**JOB:** Every line of the listing must be reproduced as it stands. Leave the images behind.

[A run of records]
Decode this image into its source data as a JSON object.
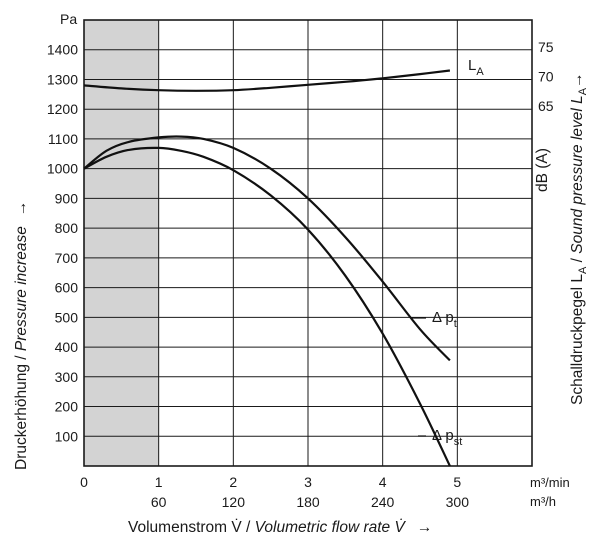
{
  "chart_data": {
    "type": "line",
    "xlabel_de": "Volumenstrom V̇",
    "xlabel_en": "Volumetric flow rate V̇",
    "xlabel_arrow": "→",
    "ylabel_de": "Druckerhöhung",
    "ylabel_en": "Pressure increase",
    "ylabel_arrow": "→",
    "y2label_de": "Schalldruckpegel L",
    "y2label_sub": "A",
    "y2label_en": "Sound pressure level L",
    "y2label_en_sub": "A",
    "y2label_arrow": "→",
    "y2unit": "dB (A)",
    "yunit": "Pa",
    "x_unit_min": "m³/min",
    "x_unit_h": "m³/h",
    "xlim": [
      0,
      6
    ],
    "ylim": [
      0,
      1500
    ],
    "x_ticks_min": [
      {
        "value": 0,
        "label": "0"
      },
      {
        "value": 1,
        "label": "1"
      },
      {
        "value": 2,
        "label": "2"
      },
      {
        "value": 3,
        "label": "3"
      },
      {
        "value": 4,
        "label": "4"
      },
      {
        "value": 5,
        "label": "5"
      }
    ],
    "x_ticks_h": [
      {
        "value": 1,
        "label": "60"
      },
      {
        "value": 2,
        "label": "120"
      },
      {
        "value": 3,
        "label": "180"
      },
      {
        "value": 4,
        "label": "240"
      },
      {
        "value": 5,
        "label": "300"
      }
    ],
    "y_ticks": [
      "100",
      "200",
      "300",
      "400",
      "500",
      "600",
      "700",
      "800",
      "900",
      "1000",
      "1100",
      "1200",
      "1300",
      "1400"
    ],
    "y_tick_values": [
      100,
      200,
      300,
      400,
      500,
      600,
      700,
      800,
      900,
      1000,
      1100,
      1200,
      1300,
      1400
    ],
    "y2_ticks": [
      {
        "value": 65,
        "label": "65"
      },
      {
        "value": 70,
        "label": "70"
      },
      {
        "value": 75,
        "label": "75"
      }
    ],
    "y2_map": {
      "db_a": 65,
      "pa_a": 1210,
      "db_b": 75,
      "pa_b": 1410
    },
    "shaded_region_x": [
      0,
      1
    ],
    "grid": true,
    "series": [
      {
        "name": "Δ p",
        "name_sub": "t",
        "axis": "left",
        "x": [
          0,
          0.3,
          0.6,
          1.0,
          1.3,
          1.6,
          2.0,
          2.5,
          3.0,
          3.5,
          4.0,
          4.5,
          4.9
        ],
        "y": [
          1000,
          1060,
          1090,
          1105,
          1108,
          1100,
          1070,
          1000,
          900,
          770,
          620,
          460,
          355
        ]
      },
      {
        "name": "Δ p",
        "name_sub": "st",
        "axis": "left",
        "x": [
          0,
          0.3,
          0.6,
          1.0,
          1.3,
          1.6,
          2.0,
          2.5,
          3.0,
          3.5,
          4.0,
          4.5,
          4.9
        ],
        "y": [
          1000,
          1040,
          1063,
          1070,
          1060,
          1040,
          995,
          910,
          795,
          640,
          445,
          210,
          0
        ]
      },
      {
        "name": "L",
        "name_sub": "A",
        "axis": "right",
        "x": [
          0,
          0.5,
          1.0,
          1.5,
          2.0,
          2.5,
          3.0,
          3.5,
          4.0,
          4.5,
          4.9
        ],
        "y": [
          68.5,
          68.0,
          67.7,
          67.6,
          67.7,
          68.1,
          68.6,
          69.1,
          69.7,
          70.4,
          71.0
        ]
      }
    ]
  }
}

**THE OUTPUT:**
Decode this image into its source data as a JSON object.
{
  "chart_data": {
    "type": "line",
    "xlabel_de": "Volumenstrom V̇",
    "xlabel_en": "Volumetric flow rate V̇",
    "xlabel_arrow": "→",
    "ylabel_de": "Druckerhöhung",
    "ylabel_en": "Pressure increase",
    "ylabel_arrow": "→",
    "y2label_de": "Schalldruckpegel L",
    "y2label_sub": "A",
    "y2label_en": "Sound pressure level L",
    "y2label_en_sub": "A",
    "y2label_arrow": "→",
    "y2unit": "dB (A)",
    "yunit": "Pa",
    "x_unit_min": "m³/min",
    "x_unit_h": "m³/h",
    "xlim": [
      0,
      6
    ],
    "ylim": [
      0,
      1500
    ],
    "x_ticks_min": [
      {
        "value": 0,
        "label": "0"
      },
      {
        "value": 1,
        "label": "1"
      },
      {
        "value": 2,
        "label": "2"
      },
      {
        "value": 3,
        "label": "3"
      },
      {
        "value": 4,
        "label": "4"
      },
      {
        "value": 5,
        "label": "5"
      }
    ],
    "x_ticks_h": [
      {
        "value": 1,
        "label": "60"
      },
      {
        "value": 2,
        "label": "120"
      },
      {
        "value": 3,
        "label": "180"
      },
      {
        "value": 4,
        "label": "240"
      },
      {
        "value": 5,
        "label": "300"
      }
    ],
    "y_ticks": [
      "100",
      "200",
      "300",
      "400",
      "500",
      "600",
      "700",
      "800",
      "900",
      "1000",
      "1100",
      "1200",
      "1300",
      "1400"
    ],
    "y_tick_values": [
      100,
      200,
      300,
      400,
      500,
      600,
      700,
      800,
      900,
      1000,
      1100,
      1200,
      1300,
      1400
    ],
    "y2_ticks": [
      {
        "value": 65,
        "label": "65"
      },
      {
        "value": 70,
        "label": "70"
      },
      {
        "value": 75,
        "label": "75"
      }
    ],
    "y2_map": {
      "db_a": 65,
      "pa_a": 1210,
      "db_b": 75,
      "pa_b": 1410
    },
    "shaded_region_x": [
      0,
      1
    ],
    "grid": true,
    "series": [
      {
        "name": "Δ p",
        "name_sub": "t",
        "axis": "left",
        "x": [
          0,
          0.3,
          0.6,
          1.0,
          1.3,
          1.6,
          2.0,
          2.5,
          3.0,
          3.5,
          4.0,
          4.5,
          4.9
        ],
        "y": [
          1000,
          1060,
          1090,
          1105,
          1108,
          1100,
          1070,
          1000,
          900,
          770,
          620,
          460,
          355
        ]
      },
      {
        "name": "Δ p",
        "name_sub": "st",
        "axis": "left",
        "x": [
          0,
          0.3,
          0.6,
          1.0,
          1.3,
          1.6,
          2.0,
          2.5,
          3.0,
          3.5,
          4.0,
          4.5,
          4.9
        ],
        "y": [
          1000,
          1040,
          1063,
          1070,
          1060,
          1040,
          995,
          910,
          795,
          640,
          445,
          210,
          0
        ]
      },
      {
        "name": "L",
        "name_sub": "A",
        "axis": "right",
        "x": [
          0,
          0.5,
          1.0,
          1.5,
          2.0,
          2.5,
          3.0,
          3.5,
          4.0,
          4.5,
          4.9
        ],
        "y": [
          68.5,
          68.0,
          67.7,
          67.6,
          67.7,
          68.1,
          68.6,
          69.1,
          69.7,
          70.4,
          71.0
        ]
      }
    ]
  }
}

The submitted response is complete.